┌──

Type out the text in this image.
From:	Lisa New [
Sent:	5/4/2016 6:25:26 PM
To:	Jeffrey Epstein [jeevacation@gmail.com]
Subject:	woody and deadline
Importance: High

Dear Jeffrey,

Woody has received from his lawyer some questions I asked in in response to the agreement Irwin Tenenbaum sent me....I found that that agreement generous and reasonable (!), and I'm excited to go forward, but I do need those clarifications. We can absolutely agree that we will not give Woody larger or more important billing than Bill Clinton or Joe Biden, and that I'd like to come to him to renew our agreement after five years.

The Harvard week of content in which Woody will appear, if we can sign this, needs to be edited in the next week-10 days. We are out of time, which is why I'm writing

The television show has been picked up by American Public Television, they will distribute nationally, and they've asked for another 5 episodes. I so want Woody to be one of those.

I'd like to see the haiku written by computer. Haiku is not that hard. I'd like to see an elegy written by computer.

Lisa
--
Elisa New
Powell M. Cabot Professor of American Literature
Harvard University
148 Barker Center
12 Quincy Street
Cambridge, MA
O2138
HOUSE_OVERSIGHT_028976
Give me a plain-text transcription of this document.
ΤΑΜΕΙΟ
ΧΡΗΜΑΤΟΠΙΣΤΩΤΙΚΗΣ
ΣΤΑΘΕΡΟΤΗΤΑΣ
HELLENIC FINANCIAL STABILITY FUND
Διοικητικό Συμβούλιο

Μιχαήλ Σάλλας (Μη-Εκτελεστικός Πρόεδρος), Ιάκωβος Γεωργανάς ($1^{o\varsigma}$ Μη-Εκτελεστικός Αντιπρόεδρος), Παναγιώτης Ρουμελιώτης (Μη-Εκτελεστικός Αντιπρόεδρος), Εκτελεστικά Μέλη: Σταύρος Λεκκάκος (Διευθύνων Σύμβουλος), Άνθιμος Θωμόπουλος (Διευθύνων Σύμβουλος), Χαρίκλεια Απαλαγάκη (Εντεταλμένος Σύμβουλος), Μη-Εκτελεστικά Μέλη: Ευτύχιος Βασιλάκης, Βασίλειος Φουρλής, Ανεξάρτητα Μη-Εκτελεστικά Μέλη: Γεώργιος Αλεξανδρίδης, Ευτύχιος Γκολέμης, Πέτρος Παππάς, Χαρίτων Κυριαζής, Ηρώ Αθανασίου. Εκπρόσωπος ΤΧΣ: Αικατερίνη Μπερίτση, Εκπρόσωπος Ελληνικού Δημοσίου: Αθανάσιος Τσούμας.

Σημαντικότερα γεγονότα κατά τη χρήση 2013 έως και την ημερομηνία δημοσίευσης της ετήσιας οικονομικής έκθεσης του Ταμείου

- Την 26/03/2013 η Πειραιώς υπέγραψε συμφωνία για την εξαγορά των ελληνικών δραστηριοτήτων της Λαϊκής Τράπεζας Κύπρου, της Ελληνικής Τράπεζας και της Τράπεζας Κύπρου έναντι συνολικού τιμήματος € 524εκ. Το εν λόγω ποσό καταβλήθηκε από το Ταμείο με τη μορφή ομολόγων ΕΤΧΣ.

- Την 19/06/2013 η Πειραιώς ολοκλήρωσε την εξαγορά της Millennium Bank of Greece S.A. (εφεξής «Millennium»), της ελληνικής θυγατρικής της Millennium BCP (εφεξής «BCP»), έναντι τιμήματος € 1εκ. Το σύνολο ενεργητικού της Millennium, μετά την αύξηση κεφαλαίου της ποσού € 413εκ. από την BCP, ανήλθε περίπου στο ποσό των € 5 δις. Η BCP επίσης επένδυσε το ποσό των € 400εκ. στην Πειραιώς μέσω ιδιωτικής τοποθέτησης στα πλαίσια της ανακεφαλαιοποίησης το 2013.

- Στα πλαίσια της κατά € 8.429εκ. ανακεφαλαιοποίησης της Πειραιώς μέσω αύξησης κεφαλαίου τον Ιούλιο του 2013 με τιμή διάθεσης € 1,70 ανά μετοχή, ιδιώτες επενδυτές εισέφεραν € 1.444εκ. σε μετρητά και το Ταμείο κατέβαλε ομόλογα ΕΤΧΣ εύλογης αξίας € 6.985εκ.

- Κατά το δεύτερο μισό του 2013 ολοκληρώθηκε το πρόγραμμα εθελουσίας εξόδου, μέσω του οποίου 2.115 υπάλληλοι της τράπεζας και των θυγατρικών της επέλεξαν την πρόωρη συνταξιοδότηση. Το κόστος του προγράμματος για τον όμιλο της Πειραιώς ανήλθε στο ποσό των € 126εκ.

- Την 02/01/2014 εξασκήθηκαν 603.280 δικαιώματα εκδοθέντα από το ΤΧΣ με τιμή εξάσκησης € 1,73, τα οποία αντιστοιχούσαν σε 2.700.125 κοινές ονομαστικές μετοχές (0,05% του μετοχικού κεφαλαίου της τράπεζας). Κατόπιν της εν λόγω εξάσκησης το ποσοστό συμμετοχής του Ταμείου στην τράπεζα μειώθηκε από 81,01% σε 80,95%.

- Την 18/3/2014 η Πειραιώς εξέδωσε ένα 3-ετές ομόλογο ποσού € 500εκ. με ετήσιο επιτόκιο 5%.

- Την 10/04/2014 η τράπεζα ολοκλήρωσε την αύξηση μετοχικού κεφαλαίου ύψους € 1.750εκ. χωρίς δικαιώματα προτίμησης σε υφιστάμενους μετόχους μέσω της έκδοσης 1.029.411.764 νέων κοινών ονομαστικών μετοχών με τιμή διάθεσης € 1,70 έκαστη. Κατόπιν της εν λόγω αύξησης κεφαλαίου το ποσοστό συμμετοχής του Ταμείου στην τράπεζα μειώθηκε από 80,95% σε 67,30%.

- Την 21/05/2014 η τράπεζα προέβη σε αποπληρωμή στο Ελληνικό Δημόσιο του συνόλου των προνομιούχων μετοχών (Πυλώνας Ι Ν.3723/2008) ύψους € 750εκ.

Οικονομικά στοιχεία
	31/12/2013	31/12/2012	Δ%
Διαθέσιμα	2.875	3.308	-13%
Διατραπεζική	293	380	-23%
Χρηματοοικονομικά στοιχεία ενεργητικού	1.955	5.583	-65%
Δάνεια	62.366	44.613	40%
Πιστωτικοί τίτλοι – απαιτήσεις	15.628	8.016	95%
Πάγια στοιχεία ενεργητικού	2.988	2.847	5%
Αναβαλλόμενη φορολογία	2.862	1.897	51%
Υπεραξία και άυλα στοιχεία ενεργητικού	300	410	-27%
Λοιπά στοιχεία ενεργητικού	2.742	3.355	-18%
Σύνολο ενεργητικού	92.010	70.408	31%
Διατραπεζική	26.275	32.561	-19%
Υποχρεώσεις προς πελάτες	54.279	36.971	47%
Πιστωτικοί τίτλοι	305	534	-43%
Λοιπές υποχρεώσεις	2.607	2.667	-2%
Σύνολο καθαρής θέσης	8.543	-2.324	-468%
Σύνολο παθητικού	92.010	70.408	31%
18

└──

Your task is to extract all of the records exactly.

Type out the text in this image.
From:	Lisa New [
Sent:	5/4/2016 6:25:26 PM
To:	Jeffrey Epstein [jeevacation@gmail.com]
Subject:	woody and deadline
Importance: High

Dear Jeffrey,

Woody has received from his lawyer some questions I asked in in response to the agreement Irwin Tenenbaum sent me....I found that that agreement generous and reasonable (!), and I'm excited to go forward, but I do need those clarifications. We can absolutely agree that we will not give Woody larger or more important billing than Bill Clinton or Joe Biden, and that I'd like to come to him to renew our agreement after five years.

The Harvard week of content in which Woody will appear, if we can sign this, needs to be edited in the next week-10 days. We are out of time, which is why I'm writing

The television show has been picked up by American Public Television, they will distribute nationally, and they've asked for another 5 episodes. I so want Woody to be one of those.

I'd like to see the haiku written by computer. Haiku is not that hard. I'd like to see an elegy written by computer.

Lisa
--
Elisa New
Powell M. Cabot Professor of American Literature
Harvard University
148 Barker Center
12 Quincy Street
Cambridge, MA
O2138
HOUSE_OVERSIGHT_028976
Give me a plain-text transcription of this document.
ΤΑΜΕΙΟ
ΧΡΗΜΑΤΟΠΙΣΤΩΤΙΚΗΣ
ΣΤΑΘΕΡΟΤΗΤΑΣ
HELLENIC FINANCIAL STABILITY FUND
Διοικητικό Συμβούλιο

Μιχαήλ Σάλλας (Μη-Εκτελεστικός Πρόεδρος), Ιάκωβος Γεωργανάς ($1^{o\varsigma}$ Μη-Εκτελεστικός Αντιπρόεδρος), Παναγιώτης Ρουμελιώτης (Μη-Εκτελεστικός Αντιπρόεδρος), Εκτελεστικά Μέλη: Σταύρος Λεκκάκος (Διευθύνων Σύμβουλος), Άνθιμος Θωμόπουλος (Διευθύνων Σύμβουλος), Χαρίκλεια Απαλαγάκη (Εντεταλμένος Σύμβουλος), Μη-Εκτελεστικά Μέλη: Ευτύχιος Βασιλάκης, Βασίλειος Φουρλής, Ανεξάρτητα Μη-Εκτελεστικά Μέλη: Γεώργιος Αλεξανδρίδης, Ευτύχιος Γκολέμης, Πέτρος Παππάς, Χαρίτων Κυριαζής, Ηρώ Αθανασίου. Εκπρόσωπος ΤΧΣ: Αικατερίνη Μπερίτση, Εκπρόσωπος Ελληνικού Δημοσίου: Αθανάσιος Τσούμας.

Σημαντικότερα γεγονότα κατά τη χρήση 2013 έως και την ημερομηνία δημοσίευσης της ετήσιας οικονομικής έκθεσης του Ταμείου

- Την 26/03/2013 η Πειραιώς υπέγραψε συμφωνία για την εξαγορά των ελληνικών δραστηριοτήτων της Λαϊκής Τράπεζας Κύπρου, της Ελληνικής Τράπεζας και της Τράπεζας Κύπρου έναντι συνολικού τιμήματος € 524εκ. Το εν λόγω ποσό καταβλήθηκε από το Ταμείο με τη μορφή ομολόγων ΕΤΧΣ.

- Την 19/06/2013 η Πειραιώς ολοκλήρωσε την εξαγορά της Millennium Bank of Greece S.A. (εφεξής «Millennium»), της ελληνικής θυγατρικής της Millennium BCP (εφεξής «BCP»), έναντι τιμήματος € 1εκ. Το σύνολο ενεργητικού της Millennium, μετά την αύξηση κεφαλαίου της ποσού € 413εκ. από την BCP, ανήλθε περίπου στο ποσό των € 5 δις. Η BCP επίσης επένδυσε το ποσό των € 400εκ. στην Πειραιώς μέσω ιδιωτικής τοποθέτησης στα πλαίσια της ανακεφαλαιοποίησης το 2013.

- Στα πλαίσια της κατά € 8.429εκ. ανακεφαλαιοποίησης της Πειραιώς μέσω αύξησης κεφαλαίου τον Ιούλιο του 2013 με τιμή διάθεσης € 1,70 ανά μετοχή, ιδιώτες επενδυτές εισέφεραν € 1.444εκ. σε μετρητά και το Ταμείο κατέβαλε ομόλογα ΕΤΧΣ εύλογης αξίας € 6.985εκ.

- Κατά το δεύτερο μισό του 2013 ολοκληρώθηκε το πρόγραμμα εθελουσίας εξόδου, μέσω του οποίου 2.115 υπάλληλοι της τράπεζας και των θυγατρικών της επέλεξαν την πρόωρη συνταξιοδότηση. Το κόστος του προγράμματος για τον όμιλο της Πειραιώς ανήλθε στο ποσό των € 126εκ.

- Την 02/01/2014 εξασκήθηκαν 603.280 δικαιώματα εκδοθέντα από το ΤΧΣ με τιμή εξάσκησης € 1,73, τα οποία αντιστοιχούσαν σε 2.700.125 κοινές ονομαστικές μετοχές (0,05% του μετοχικού κεφαλαίου της τράπεζας). Κατόπιν της εν λόγω εξάσκησης το ποσοστό συμμετοχής του Ταμείου στην τράπεζα μειώθηκε από 81,01% σε 80,95%.

- Την 18/3/2014 η Πειραιώς εξέδωσε ένα 3-ετές ομόλογο ποσού € 500εκ. με ετήσιο επιτόκιο 5%.

- Την 10/04/2014 η τράπεζα ολοκλήρωσε την αύξηση μετοχικού κεφαλαίου ύψους € 1.750εκ. χωρίς δικαιώματα προτίμησης σε υφιστάμενους μετόχους μέσω της έκδοσης 1.029.411.764 νέων κοινών ονομαστικών μετοχών με τιμή διάθεσης € 1,70 έκαστη. Κατόπιν της εν λόγω αύξησης κεφαλαίου το ποσοστό συμμετοχής του Ταμείου στην τράπεζα μειώθηκε από 80,95% σε 67,30%.

- Την 21/05/2014 η τράπεζα προέβη σε αποπληρωμή στο Ελληνικό Δημόσιο του συνόλου των προνομιούχων μετοχών (Πυλώνας Ι Ν.3723/2008) ύψους € 750εκ.

Οικονομικά στοιχεία
	31/12/2013	31/12/2012	Δ%
Διαθέσιμα	2.875	3.308	-13%
Διατραπεζική	293	380	-23%
Χρηματοοικονομικά στοιχεία ενεργητικού	1.955	5.583	-65%
Δάνεια	62.366	44.613	40%
Πιστωτικοί τίτλοι – απαιτήσεις	15.628	8.016	95%
Πάγια στοιχεία ενεργητικού	2.988	2.847	5%
Αναβαλλόμενη φορολογία	2.862	1.897	51%
Υπεραξία και άυλα στοιχεία ενεργητικού	300	410	-27%
Λοιπά στοιχεία ενεργητικού	2.742	3.355	-18%
Σύνολο ενεργητικού	92.010	70.408	31%
Διατραπεζική	26.275	32.561	-19%
Υποχρεώσεις προς πελάτες	54.279	36.971	47%
Πιστωτικοί τίτλοι	305	534	-43%
Λοιπές υποχρεώσεις	2.607	2.667	-2%
Σύνολο καθαρής θέσης	8.543	-2.324	-468%
Σύνολο παθητικού	92.010	70.408	31%
18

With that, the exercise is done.